I have noticed that all filter taps from the firdes class are normalized by dividing them over the sum of all taps magnitude, as shown in the example below for Gaussian Filter. Is this normalization meant to keep the filter unit energy (or power)? and if that is the case, what is the mathematical justification for doing so in this way?

vector<float> firdes::gaussian(double gain, double spb, double bt, int ntaps)
{
vector<float> taps(ntaps);
double scale = 0;
double dt = 1.0 / spb;
double s = 1.0 / (sqrt(log(2.0)) / (2 * GR_M_PI * bt));
double t0 = -0.5 * ntaps;
double ts;
for (int i = 0; i < ntaps; i++) {
t0++;
ts = s * dt * t0;
taps[i] = exp(-0.5 * ts * ts);
scale += taps[i];
}
for (int i = 0; i < ntaps; i++)
taps[i] = taps[i] / scale * gain;

return taps;
}

• Looks like $0$ dB gain at DC to me. Commented Jul 30, 2021 at 0:43

I have noticed that all filter taps from the firdes class are normalized by dividing them over the sum of all taps magnitude

Not strictly:

for (int i = 0; i < ntaps; i++)
taps[i] = taps[i] / scale * gain;


is not summing over the magnitude, but over the taps.

(doesn't make a difference here, all these taps are positive real numbers, but for other filters it would.)

**Exercise prompt:** Reproduce the stretch of the firdes tap normalization thread from "return taps;" through "over the taps.". The records are separate material with no connection to the thread.

**Supplied data:**

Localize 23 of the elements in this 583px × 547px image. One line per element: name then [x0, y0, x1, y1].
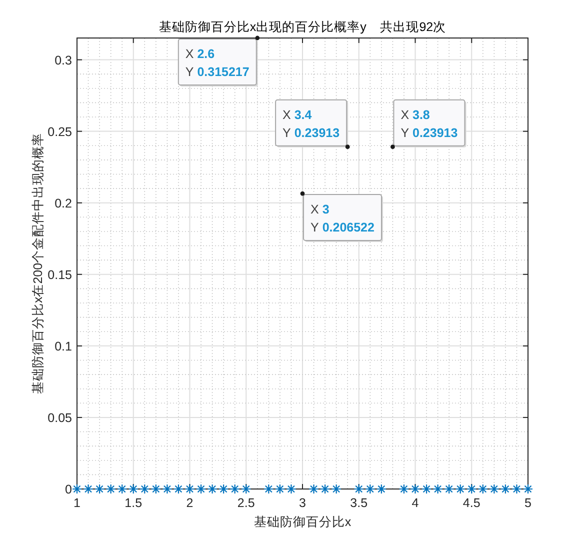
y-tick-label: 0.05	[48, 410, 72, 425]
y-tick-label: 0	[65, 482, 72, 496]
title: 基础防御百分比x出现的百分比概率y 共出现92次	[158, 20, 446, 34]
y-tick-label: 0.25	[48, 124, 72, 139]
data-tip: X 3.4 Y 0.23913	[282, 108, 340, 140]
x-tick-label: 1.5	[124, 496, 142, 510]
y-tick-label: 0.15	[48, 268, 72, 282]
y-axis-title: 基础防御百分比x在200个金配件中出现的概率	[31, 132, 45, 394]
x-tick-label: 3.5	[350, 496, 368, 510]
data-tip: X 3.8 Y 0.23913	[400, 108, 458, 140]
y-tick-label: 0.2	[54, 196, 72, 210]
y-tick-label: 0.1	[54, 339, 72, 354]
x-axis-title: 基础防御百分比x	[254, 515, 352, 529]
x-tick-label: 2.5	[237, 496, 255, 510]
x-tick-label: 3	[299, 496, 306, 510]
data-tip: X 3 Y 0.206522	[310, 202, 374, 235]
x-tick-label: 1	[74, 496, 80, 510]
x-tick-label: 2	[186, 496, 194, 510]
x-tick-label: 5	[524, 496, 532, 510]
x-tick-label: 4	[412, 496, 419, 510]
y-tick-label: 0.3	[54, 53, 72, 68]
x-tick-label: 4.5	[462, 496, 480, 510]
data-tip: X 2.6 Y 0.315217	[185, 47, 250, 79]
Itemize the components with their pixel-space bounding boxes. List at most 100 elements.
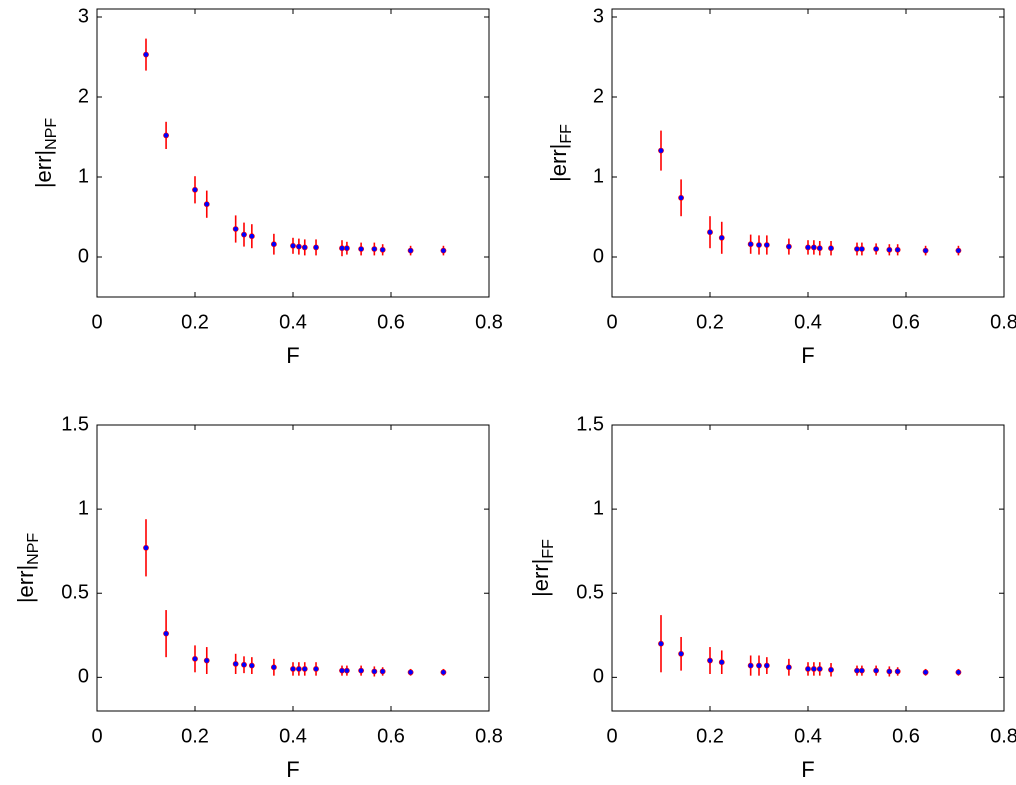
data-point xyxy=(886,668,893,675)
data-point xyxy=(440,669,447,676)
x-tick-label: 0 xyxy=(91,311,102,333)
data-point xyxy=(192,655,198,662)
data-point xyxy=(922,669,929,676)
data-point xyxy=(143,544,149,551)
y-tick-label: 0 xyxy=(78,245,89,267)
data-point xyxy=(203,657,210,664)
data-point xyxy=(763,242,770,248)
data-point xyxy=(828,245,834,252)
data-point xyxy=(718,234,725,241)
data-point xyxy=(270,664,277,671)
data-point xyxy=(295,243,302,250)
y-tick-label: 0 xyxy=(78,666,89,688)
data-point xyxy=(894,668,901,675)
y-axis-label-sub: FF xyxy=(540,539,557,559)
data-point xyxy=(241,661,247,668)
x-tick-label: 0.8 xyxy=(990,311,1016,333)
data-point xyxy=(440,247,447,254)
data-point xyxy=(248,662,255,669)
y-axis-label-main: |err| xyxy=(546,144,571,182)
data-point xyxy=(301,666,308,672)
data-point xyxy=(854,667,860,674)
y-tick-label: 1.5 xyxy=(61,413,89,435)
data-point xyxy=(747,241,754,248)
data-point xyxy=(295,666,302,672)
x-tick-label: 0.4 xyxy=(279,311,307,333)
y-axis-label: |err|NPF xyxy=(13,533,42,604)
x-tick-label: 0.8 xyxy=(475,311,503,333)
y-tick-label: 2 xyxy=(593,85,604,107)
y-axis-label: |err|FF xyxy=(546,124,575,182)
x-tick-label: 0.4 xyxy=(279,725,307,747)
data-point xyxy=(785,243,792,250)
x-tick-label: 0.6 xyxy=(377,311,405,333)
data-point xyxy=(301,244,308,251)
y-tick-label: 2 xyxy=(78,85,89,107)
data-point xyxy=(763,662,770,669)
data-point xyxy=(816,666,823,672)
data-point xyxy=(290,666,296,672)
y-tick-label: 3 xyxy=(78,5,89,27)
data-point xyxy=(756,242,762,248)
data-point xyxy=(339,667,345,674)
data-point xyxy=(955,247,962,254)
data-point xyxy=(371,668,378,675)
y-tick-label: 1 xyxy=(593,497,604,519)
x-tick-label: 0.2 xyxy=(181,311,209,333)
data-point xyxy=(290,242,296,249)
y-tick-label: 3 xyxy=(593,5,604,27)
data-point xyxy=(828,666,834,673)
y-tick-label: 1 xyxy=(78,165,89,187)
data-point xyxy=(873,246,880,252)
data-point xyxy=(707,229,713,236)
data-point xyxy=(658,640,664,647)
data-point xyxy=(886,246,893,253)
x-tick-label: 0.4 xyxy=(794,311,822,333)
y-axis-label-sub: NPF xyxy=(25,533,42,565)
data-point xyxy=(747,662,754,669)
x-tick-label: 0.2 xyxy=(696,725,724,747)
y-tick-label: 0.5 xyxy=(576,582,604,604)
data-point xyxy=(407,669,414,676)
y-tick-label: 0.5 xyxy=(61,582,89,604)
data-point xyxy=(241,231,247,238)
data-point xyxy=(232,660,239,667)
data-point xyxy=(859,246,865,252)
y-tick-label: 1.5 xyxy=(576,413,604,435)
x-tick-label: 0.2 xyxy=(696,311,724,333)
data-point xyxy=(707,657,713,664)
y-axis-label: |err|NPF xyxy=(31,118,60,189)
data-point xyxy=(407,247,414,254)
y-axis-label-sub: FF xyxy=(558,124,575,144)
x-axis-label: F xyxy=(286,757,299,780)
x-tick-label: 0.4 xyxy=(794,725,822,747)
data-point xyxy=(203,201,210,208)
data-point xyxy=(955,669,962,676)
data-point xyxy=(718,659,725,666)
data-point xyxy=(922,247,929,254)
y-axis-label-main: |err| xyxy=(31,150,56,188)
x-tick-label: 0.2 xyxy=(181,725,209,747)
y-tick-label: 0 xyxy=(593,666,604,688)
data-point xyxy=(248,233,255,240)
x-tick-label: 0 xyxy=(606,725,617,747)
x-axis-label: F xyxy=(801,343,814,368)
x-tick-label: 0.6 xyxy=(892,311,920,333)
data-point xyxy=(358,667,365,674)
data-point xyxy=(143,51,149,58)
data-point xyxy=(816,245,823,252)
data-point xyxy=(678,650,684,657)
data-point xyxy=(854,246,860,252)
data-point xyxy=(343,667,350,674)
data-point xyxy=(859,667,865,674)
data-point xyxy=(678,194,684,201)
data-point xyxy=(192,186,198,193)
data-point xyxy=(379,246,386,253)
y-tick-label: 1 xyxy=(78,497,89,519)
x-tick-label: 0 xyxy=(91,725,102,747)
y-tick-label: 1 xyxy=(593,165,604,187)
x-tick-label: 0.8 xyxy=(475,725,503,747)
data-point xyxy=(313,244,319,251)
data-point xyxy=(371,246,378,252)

**Full output:**
return taps;
}

• Looks like $0$ dB gain at DC to me. Commented Jul 30, 2021 at 0:43

I have noticed that all filter taps from the firdes class are normalized by dividing them over the sum of all taps magnitude

Not strictly:

for (int i = 0; i < ntaps; i++)
taps[i] = taps[i] / scale * gain;


is not summing over the magnitude, but over the taps.